> **PROMPT**
Return each line that holds the word "this".

> **RECORDS PROVIDED**
-=-=-
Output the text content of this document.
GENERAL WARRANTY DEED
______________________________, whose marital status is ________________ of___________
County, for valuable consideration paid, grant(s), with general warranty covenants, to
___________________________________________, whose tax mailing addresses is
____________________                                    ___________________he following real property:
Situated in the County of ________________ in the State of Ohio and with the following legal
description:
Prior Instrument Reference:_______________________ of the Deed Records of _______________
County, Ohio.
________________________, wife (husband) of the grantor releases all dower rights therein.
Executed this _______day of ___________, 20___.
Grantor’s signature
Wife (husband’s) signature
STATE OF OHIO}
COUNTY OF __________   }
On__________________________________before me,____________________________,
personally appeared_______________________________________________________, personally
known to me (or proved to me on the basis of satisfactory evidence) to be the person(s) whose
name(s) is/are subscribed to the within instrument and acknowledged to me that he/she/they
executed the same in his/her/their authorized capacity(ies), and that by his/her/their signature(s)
-=-=-
> **EXERCISE RESULT**
Output the text content of this document.
Executed this _______day of ___________, 20___.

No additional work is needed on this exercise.